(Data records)
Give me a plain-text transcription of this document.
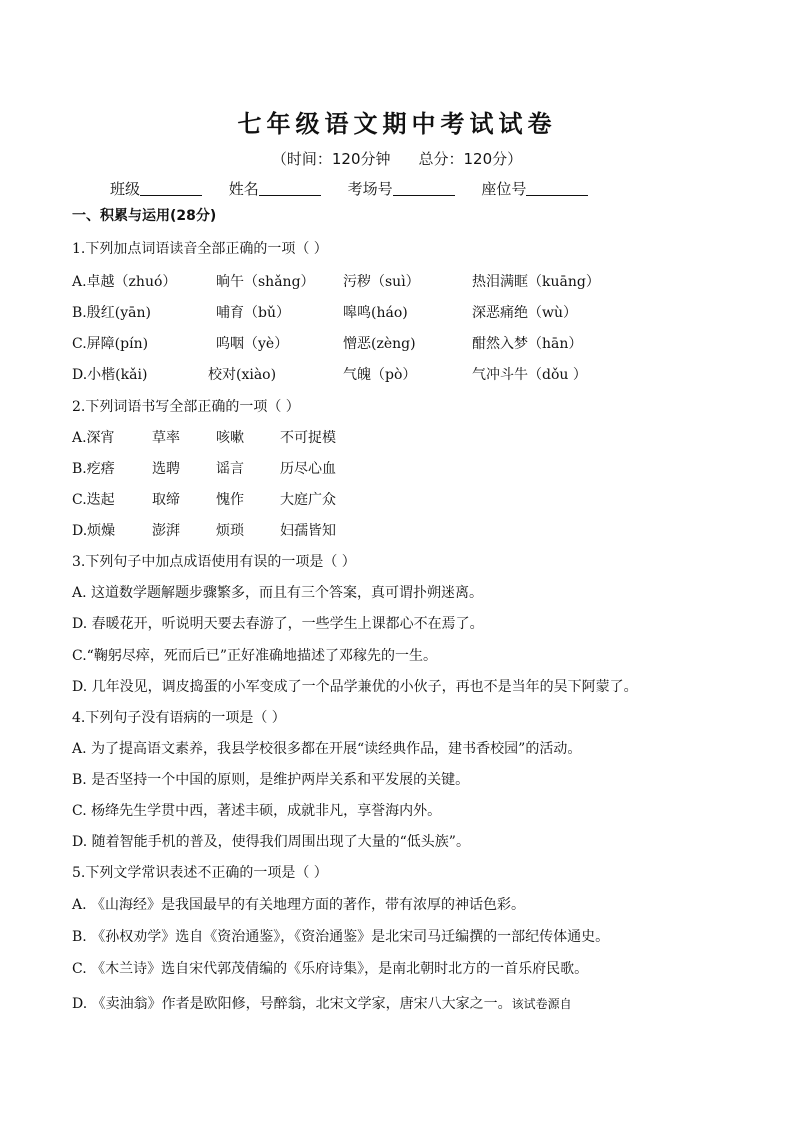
七年级语文期中考试试卷
（时间：120分钟 总分：120分）
班级	姓名	考场号	座位号
一、积累与运用(28分)
1.下列加点词语读音全部正确的一项（ ）
A.卓越（zhuó）	晌午（shǎng） 污秽（suì）	热泪满眶（kuāng）
B.殷红(yān)	哺育（bǔ）	嗥鸣(háo)	深恶痛绝（wù）
C.屏障(pín)	呜咽（yè）	憎恶(zèng)	酣然入梦（hān）
D.小楷(kǎi)	校对(xiào)	气魄（pò）	气冲斗牛（dǒu ）
2.下列词语书写全部正确的一项（ ）
A.深宵	草率	咳嗽	不可捉模
B.疙瘩	选聘	谣言	历尽心血
C.迭起	取缔	愧作	大庭广众
D.烦燥	澎湃	烦琐	妇孺皆知
3.下列句子中加点成语使用有误的一项是（ ）
A. 这道数学题解题步骤繁多，而且有三个答案，真可谓扑朔迷离。
D. 春暖花开，听说明天要去春游了，一些学生上课都心不在焉了。
C.“鞠躬尽瘁，死而后已”正好准确地描述了邓稼先的一生。
D. 几年没见，调皮捣蛋的小军变成了一个品学兼优的小伙子，再也不是当年的吴下阿蒙了。
4.下列句子没有语病的一项是（ ）
A. 为了提高语文素养，我县学校很多都在开展“读经典作品，建书香校园”的活动。
B. 是否坚持一个中国的原则，是维护两岸关系和平发展的关键。
C. 杨绛先生学贯中西，著述丰硕，成就非凡，享誉海内外。
D. 随着智能手机的普及，使得我们周围出现了大量的“低头族”。
5.下列文学常识表述不正确的一项是（ ）
A. 《山海经》是我国最早的有关地理方面的著作，带有浓厚的神话色彩。
B. 《孙权劝学》选自《资治通鉴》，《资治通鉴》是北宋司马迁编撰的一部纪传体通史。
C. 《木兰诗》选自宋代郭茂倩编的《乐府诗集》，是南北朝时北方的一首乐府民歌。
D. 《卖油翁》作者是欧阳修，号醉翁，北宋文学家，唐宋八大家之一。该试卷源自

◆ What needs to be done
Every line should be retyped exactly, with the pictures omitted.

◆ Output
Give me a plain-text transcription of this document.
七年级语文期中考试试卷
（时间：120分钟 总分：120分）
班级	姓名	考场号	座位号
一、积累与运用(28分)
1.下列加点词语读音全部正确的一项（ ）
A.卓越（zhuó）	晌午（shǎng） 污秽（suì）	热泪满眶（kuāng）
B.殷红(yān)	哺育（bǔ）	嗥鸣(háo)	深恶痛绝（wù）
C.屏障(pín)	呜咽（yè）	憎恶(zèng)	酣然入梦（hān）
D.小楷(kǎi)	校对(xiào)	气魄（pò）	气冲斗牛（dǒu ）
2.下列词语书写全部正确的一项（ ）
A.深宵	草率	咳嗽	不可捉模
B.疙瘩	选聘	谣言	历尽心血
C.迭起	取缔	愧作	大庭广众
D.烦燥	澎湃	烦琐	妇孺皆知
3.下列句子中加点成语使用有误的一项是（ ）
A. 这道数学题解题步骤繁多，而且有三个答案，真可谓扑朔迷离。
D. 春暖花开，听说明天要去春游了，一些学生上课都心不在焉了。
C.“鞠躬尽瘁，死而后已”正好准确地描述了邓稼先的一生。
D. 几年没见，调皮捣蛋的小军变成了一个品学兼优的小伙子，再也不是当年的吴下阿蒙了。
4.下列句子没有语病的一项是（ ）
A. 为了提高语文素养，我县学校很多都在开展“读经典作品，建书香校园”的活动。
B. 是否坚持一个中国的原则，是维护两岸关系和平发展的关键。
C. 杨绛先生学贯中西，著述丰硕，成就非凡，享誉海内外。
D. 随着智能手机的普及，使得我们周围出现了大量的“低头族”。
5.下列文学常识表述不正确的一项是（ ）
A. 《山海经》是我国最早的有关地理方面的著作，带有浓厚的神话色彩。
B. 《孙权劝学》选自《资治通鉴》，《资治通鉴》是北宋司马迁编撰的一部纪传体通史。
C. 《木兰诗》选自宋代郭茂倩编的《乐府诗集》，是南北朝时北方的一首乐府民歌。
D. 《卖油翁》作者是欧阳修，号醉翁，北宋文学家，唐宋八大家之一。该试卷源自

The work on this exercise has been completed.